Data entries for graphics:

::::::::

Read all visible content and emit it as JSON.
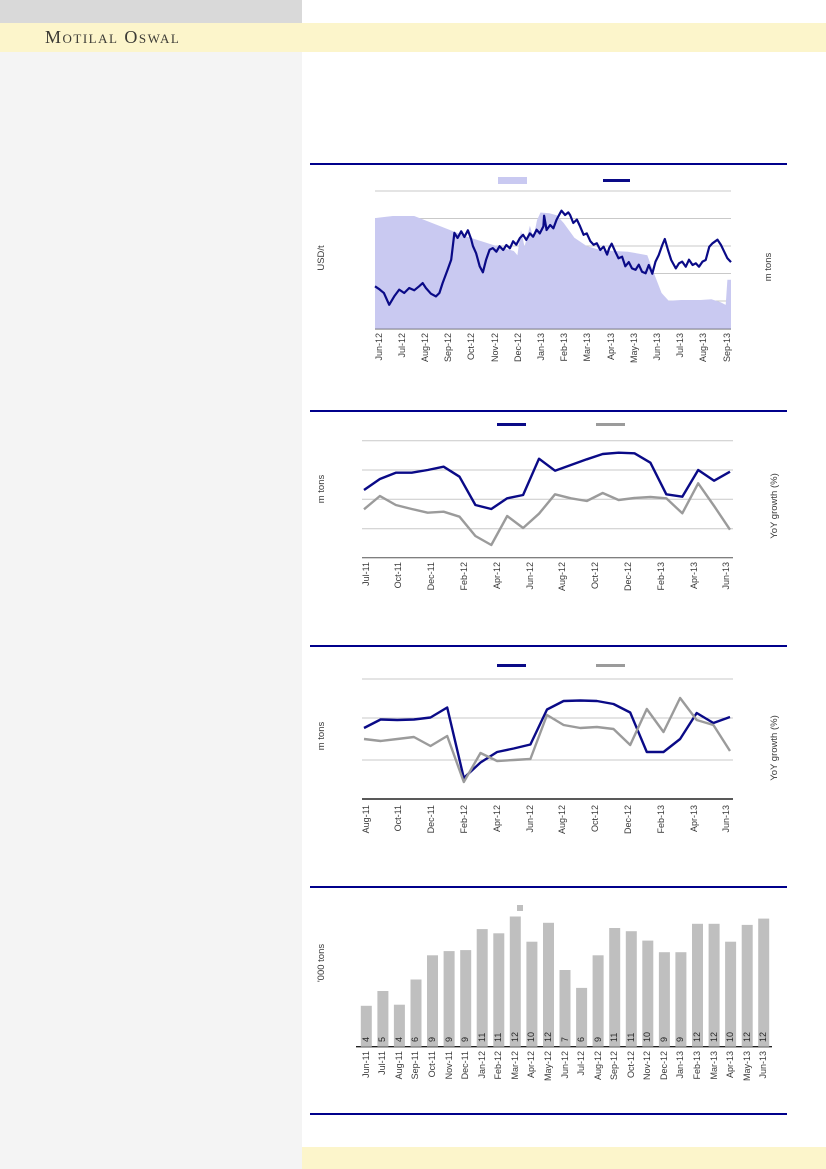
{
  "brand": {
    "logo_text": "Motilal Oswal"
  },
  "colors": {
    "navy": "#0a0a87",
    "lavender": "#c9c9f1",
    "gray": "#9b9b9b",
    "bar_fill": "#bfbfbf",
    "gridline": "#c9c9c9",
    "axis": "#333333",
    "separator": "#00008b",
    "band_yellow": "#fcf5cb",
    "header_block_gray": "#d9d9d9",
    "left_column_gray": "#f4f4f4"
  },
  "value_scale_note": "No numeric axis tick values are visible in the source; series values are relative heights (px above baseline) read from the plot.",
  "chart_data": [
    {
      "id": "price-vs-volume",
      "type": "area+line",
      "left_axis_label": "USD/t",
      "right_axis_label": "m tons",
      "legend": [
        "area-swatch",
        "line-swatch"
      ],
      "categories": [
        "Jun-12",
        "Jul-12",
        "Aug-12",
        "Sep-12",
        "Oct-12",
        "Nov-12",
        "Dec-12",
        "Jan-13",
        "Feb-13",
        "Mar-13",
        "Apr-13",
        "May-13",
        "Jun-13",
        "Jul-13",
        "Aug-13",
        "Sep-13"
      ],
      "series": [
        {
          "name": "volume-area",
          "style": "area",
          "color_key": "lavender",
          "points": [
            [
              0,
              79
            ],
            [
              5,
              80.5
            ],
            [
              11,
              80.5
            ],
            [
              18,
              73.5
            ],
            [
              25.5,
              66
            ],
            [
              33,
              60
            ],
            [
              39,
              55.5
            ],
            [
              40,
              52.5
            ],
            [
              41,
              70.5
            ],
            [
              42,
              58.5
            ],
            [
              43.5,
              73.5
            ],
            [
              44.5,
              65
            ],
            [
              45.5,
              77.5
            ],
            [
              46.5,
              83
            ],
            [
              49,
              82.5
            ],
            [
              51,
              81
            ],
            [
              53,
              75.5
            ],
            [
              56,
              65
            ],
            [
              59.5,
              59
            ],
            [
              63.5,
              56
            ],
            [
              71,
              55
            ],
            [
              76.5,
              52.5
            ],
            [
              78.5,
              38.5
            ],
            [
              80.5,
              25.5
            ],
            [
              82.5,
              20
            ],
            [
              86,
              20.5
            ],
            [
              91.5,
              20.5
            ],
            [
              94.5,
              21
            ],
            [
              97,
              19
            ],
            [
              98.5,
              17
            ],
            [
              99,
              35
            ],
            [
              100,
              35
            ]
          ]
        },
        {
          "name": "price-line",
          "style": "line",
          "color_key": "navy",
          "points": [
            [
              0,
              30.3
            ],
            [
              1.1,
              28.4
            ],
            [
              2.5,
              25.5
            ],
            [
              4,
              17.1
            ],
            [
              5.4,
              23.1
            ],
            [
              6.8,
              27.9
            ],
            [
              8.2,
              25.5
            ],
            [
              9.6,
              29.1
            ],
            [
              11,
              27.4
            ],
            [
              12.4,
              30.3
            ],
            [
              13.4,
              32.6
            ],
            [
              14.3,
              29.1
            ],
            [
              15.7,
              25
            ],
            [
              17.1,
              23.1
            ],
            [
              18.1,
              25.5
            ],
            [
              19,
              32.6
            ],
            [
              20.4,
              42.1
            ],
            [
              21.4,
              49.3
            ],
            [
              22.3,
              68.4
            ],
            [
              23.2,
              64.8
            ],
            [
              24.2,
              69.6
            ],
            [
              25.1,
              65.5
            ],
            [
              26.1,
              70.3
            ],
            [
              27,
              64.1
            ],
            [
              27.5,
              59.1
            ],
            [
              28.4,
              53.9
            ],
            [
              29.4,
              44.6
            ],
            [
              30.3,
              40.3
            ],
            [
              31.2,
              49.3
            ],
            [
              32.2,
              56.4
            ],
            [
              33.1,
              57.6
            ],
            [
              34.1,
              55
            ],
            [
              35,
              58.9
            ],
            [
              36,
              56.2
            ],
            [
              36.9,
              59.8
            ],
            [
              37.9,
              57.4
            ],
            [
              38.8,
              62.4
            ],
            [
              39.7,
              60
            ],
            [
              40.7,
              64.8
            ],
            [
              41.6,
              67.1
            ],
            [
              42.5,
              63.4
            ],
            [
              43.5,
              68.1
            ],
            [
              44.4,
              65.7
            ],
            [
              45.4,
              70.7
            ],
            [
              46.3,
              68.1
            ],
            [
              47.3,
              73.1
            ],
            [
              47.5,
              80.7
            ],
            [
              48.2,
              70.5
            ],
            [
              49.2,
              74.1
            ],
            [
              50.1,
              71.7
            ],
            [
              51,
              77.9
            ],
            [
              52,
              82.6
            ],
            [
              52.4,
              84.3
            ],
            [
              53.4,
              81.2
            ],
            [
              54.3,
              83.1
            ],
            [
              54.8,
              81.2
            ],
            [
              55.7,
              75.5
            ],
            [
              56.7,
              77.9
            ],
            [
              57.6,
              73.1
            ],
            [
              58.6,
              67.1
            ],
            [
              59.5,
              68.1
            ],
            [
              60.5,
              62.4
            ],
            [
              61.4,
              60
            ],
            [
              62.3,
              61
            ],
            [
              63.3,
              56.2
            ],
            [
              64.2,
              58.6
            ],
            [
              65.2,
              52.9
            ],
            [
              65.8,
              57.6
            ],
            [
              66.5,
              60.7
            ],
            [
              67.5,
              55
            ],
            [
              68.4,
              50.3
            ],
            [
              69.4,
              51.4
            ],
            [
              70.3,
              44.6
            ],
            [
              71.3,
              47.6
            ],
            [
              72.2,
              43.1
            ],
            [
              73.2,
              42.1
            ],
            [
              74.1,
              45.7
            ],
            [
              75,
              40.7
            ],
            [
              76,
              39.6
            ],
            [
              76.9,
              45.5
            ],
            [
              77.9,
              39.3
            ],
            [
              78.8,
              47.9
            ],
            [
              79.7,
              52.6
            ],
            [
              80.7,
              59.8
            ],
            [
              81.4,
              64.1
            ],
            [
              82.3,
              56.2
            ],
            [
              83.2,
              49.1
            ],
            [
              84.5,
              43.1
            ],
            [
              85.4,
              46.7
            ],
            [
              86.3,
              47.9
            ],
            [
              87.3,
              44.3
            ],
            [
              88.2,
              49.3
            ],
            [
              89.2,
              45.5
            ],
            [
              90.1,
              46.7
            ],
            [
              91,
              44.3
            ],
            [
              92,
              47.9
            ],
            [
              92.9,
              49.1
            ],
            [
              93.9,
              58.6
            ],
            [
              94.8,
              61
            ],
            [
              96.2,
              63.6
            ],
            [
              97.2,
              59.8
            ],
            [
              98.1,
              55
            ],
            [
              99,
              50.3
            ],
            [
              100,
              47.6
            ]
          ]
        }
      ]
    },
    {
      "id": "line-chart-two",
      "type": "line",
      "left_axis_label": "m tons",
      "right_axis_label": "YoY growth (%)",
      "legend": [
        "navy-line-swatch",
        "gray-line-swatch"
      ],
      "categories": [
        "Jul-11",
        "Oct-11",
        "Dec-11",
        "Feb-12",
        "Apr-12",
        "Jun-12",
        "Aug-12",
        "Oct-12",
        "Dec-12",
        "Feb-13",
        "Apr-13",
        "Jun-13"
      ],
      "series": [
        {
          "name": "navy-series",
          "color_key": "navy",
          "values": [
            67.7,
            78.7,
            85,
            85,
            87.7,
            91,
            81,
            52.7,
            48.7,
            59.4,
            62.7,
            99,
            87,
            92.7,
            98.4,
            103.7,
            105,
            104.4,
            95,
            63.4,
            61,
            87.7,
            77,
            86
          ]
        },
        {
          "name": "gray-series",
          "color_key": "gray",
          "values": [
            48.4,
            61.7,
            52.7,
            48.7,
            45,
            46,
            41,
            21.7,
            12.7,
            41.7,
            29.7,
            44,
            63.4,
            59.4,
            56.7,
            64.7,
            57.7,
            59.7,
            60.7,
            59.4,
            44.4,
            74.4,
            51.7,
            28
          ]
        }
      ]
    },
    {
      "id": "line-chart-three",
      "type": "line",
      "left_axis_label": "m tons",
      "right_axis_label": "YoY growth (%)",
      "legend": [
        "navy-line-swatch",
        "gray-line-swatch"
      ],
      "categories": [
        "Aug-11",
        "Oct-11",
        "Dec-11",
        "Feb-12",
        "Apr-12",
        "Jun-12",
        "Aug-12",
        "Oct-12",
        "Dec-12",
        "Feb-13",
        "Apr-13",
        "Jun-13"
      ],
      "series": [
        {
          "name": "navy-series",
          "color_key": "navy",
          "values": [
            71,
            79.5,
            79,
            79.5,
            81.5,
            91.5,
            21,
            36.5,
            47,
            50.5,
            54.5,
            89.5,
            98,
            98.5,
            98,
            95,
            86.5,
            47,
            47,
            60,
            86,
            76,
            82
          ]
        },
        {
          "name": "gray-series",
          "color_key": "gray",
          "values": [
            60,
            58,
            60,
            62,
            53,
            63,
            17,
            46,
            38,
            39,
            40,
            84,
            74,
            71,
            72,
            70,
            54,
            90,
            67,
            101,
            79,
            74,
            48
          ]
        }
      ]
    },
    {
      "id": "bar-chart",
      "type": "bar",
      "left_axis_label": "'000 tons",
      "legend": [
        "bar-swatch"
      ],
      "categories": [
        "Jun-11",
        "Jul-11",
        "Aug-11",
        "Sep-11",
        "Oct-11",
        "Nov-11",
        "Dec-11",
        "Jan-12",
        "Feb-12",
        "Mar-12",
        "Apr-12",
        "May-12",
        "Jun-12",
        "Jul-12",
        "Aug-12",
        "Sep-12",
        "Oct-12",
        "Nov-12",
        "Dec-12",
        "Jan-13",
        "Feb-13",
        "Mar-13",
        "Apr-13",
        "May-13",
        "Jun-13"
      ],
      "values": [
        3.9,
        5.3,
        4.0,
        6.4,
        8.7,
        9.1,
        9.2,
        11.2,
        10.8,
        12.4,
        10.0,
        11.8,
        7.3,
        5.6,
        8.7,
        11.3,
        11.0,
        10.1,
        9.0,
        9.0,
        11.7,
        11.7,
        10.0,
        11.6,
        12.2
      ],
      "bar_labels": [
        "4",
        "5",
        "4",
        "6",
        "9",
        "9",
        "9",
        "11",
        "11",
        "12",
        "10",
        "12",
        "7",
        "6",
        "9",
        "11",
        "11",
        "10",
        "9",
        "9",
        "12",
        "12",
        "10",
        "12",
        "12"
      ]
    }
  ]
}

::::::::

Do this
Filter the entries and copy out every line with the word "visible".

Solution
Read all visible content and emit it as JSON.
  "value_scale_note": "No numeric axis tick values are visible in the source; series values are relative heights (px above baseline) read from the plot.",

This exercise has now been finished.